From a discussion of The Dailys editorial staff, it turns out we have racked up a fair amount of detentions from our pre-college days. One for being too loud in the bathroom and one for balancing a trash can on a ceiling beam that fell on a teacher, just to name a couple.

Those indiscretions, luckily, had no effect on our entry into college and hopefully wont affect our future employment.

If we were just a few years younger, however, our detentions might have far more serious effects.

A new bill is requesting a federal database that would list all students information throughout their school life.

The problem of silly behavior being listed on records is more embarrassing than anything else. But the problem of privacy invasion and identity theft is a very real concern.

Isnt a bit big brother-esque to have a record of everything from a students grades to his or her financial aid?

And with identity theft being so prevalent, is it even safe to have social security numbers listed on academic histories?

Sponsor of the database bill, Sen. Bill Frist, R-Tenn., needs to take into account the fact that it would only take one bad apple teacher to hold this database over the heads of the students as an on-going threat. Children are naive and have to trust what teachers tell them. Do we want the next generation threatened into submission?

- _DATA RECORDS_:
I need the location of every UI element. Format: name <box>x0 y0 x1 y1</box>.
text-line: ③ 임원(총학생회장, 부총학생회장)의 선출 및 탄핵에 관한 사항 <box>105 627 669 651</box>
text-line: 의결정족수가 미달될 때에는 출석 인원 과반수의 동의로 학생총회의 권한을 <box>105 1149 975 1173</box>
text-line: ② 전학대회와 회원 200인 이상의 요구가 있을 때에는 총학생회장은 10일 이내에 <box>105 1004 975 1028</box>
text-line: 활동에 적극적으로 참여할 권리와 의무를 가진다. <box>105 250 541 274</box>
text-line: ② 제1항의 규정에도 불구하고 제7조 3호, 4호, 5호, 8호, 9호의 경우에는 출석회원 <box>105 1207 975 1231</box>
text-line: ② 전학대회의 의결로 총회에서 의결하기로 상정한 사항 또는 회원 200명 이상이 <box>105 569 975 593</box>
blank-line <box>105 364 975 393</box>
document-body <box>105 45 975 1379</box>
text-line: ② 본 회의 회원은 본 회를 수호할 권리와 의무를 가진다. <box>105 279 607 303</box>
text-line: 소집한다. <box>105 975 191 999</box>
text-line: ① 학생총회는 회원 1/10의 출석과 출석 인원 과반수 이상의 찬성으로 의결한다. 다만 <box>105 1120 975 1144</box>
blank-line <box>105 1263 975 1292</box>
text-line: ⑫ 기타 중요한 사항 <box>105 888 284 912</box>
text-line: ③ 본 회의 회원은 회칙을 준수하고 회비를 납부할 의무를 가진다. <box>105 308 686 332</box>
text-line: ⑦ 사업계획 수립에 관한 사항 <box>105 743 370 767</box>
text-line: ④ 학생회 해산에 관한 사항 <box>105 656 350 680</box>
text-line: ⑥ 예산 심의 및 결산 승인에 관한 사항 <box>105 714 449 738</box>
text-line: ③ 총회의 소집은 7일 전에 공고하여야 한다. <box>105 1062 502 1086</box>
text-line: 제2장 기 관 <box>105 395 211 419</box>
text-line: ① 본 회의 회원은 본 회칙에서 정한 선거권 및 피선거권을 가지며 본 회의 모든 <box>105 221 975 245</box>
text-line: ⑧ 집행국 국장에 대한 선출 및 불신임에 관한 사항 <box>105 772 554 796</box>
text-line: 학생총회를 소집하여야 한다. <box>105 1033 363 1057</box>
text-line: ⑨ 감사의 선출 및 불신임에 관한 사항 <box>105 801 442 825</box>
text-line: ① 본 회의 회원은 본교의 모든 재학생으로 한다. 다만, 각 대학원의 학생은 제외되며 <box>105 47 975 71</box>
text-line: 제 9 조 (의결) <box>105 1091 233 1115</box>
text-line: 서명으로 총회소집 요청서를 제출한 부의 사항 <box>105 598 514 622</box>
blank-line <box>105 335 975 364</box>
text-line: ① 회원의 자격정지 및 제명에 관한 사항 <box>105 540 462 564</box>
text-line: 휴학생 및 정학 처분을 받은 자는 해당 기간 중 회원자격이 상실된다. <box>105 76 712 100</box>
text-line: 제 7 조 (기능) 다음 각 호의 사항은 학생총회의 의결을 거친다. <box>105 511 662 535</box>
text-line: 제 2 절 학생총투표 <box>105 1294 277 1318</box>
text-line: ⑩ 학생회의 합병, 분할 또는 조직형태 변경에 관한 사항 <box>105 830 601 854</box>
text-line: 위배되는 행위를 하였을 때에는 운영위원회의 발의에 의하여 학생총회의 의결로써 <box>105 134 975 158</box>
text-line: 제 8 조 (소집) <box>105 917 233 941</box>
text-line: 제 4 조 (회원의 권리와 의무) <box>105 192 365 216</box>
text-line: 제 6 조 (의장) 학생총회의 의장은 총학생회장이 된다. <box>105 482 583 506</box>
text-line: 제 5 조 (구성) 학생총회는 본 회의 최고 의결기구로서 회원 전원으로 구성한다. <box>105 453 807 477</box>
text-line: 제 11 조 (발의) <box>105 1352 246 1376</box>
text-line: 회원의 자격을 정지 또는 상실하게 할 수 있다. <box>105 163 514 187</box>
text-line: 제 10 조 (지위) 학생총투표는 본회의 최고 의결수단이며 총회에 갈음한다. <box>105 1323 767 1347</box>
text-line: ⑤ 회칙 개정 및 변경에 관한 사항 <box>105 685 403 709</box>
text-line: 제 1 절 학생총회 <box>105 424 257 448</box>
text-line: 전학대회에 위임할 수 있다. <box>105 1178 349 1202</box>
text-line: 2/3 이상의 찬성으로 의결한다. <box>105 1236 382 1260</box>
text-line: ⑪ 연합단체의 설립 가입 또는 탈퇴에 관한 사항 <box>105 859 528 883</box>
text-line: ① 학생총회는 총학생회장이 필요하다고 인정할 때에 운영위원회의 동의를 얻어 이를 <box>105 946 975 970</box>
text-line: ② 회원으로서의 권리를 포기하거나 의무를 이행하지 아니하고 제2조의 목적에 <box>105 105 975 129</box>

- _TASKS FOR THIS EXERCISE_:
- A) According to the editorial on the student database bill, who sponsored that bill?
- B) Reproduce the passage of the editorial on the student database bill between "Those indiscretions, luckily, had" and "her financial aid?", inclusive.

- _RESPONSES TO THE EXERCISE_:
- A) Sen. Bill Frist, R-Tenn.

- B)
Those indiscretions, luckily, had no effect on our entry into college and hopefully wont affect our future employment.

If we were just a few years younger, however, our detentions might have far more serious effects.

A new bill is requesting a federal database that would list all students information throughout their school life.

The problem of silly behavior being listed on records is more embarrassing than anything else. But the problem of privacy invasion and identity theft is a very real concern.

Isnt a bit big brother-esque to have a record of everything from a students grades to his or her financial aid?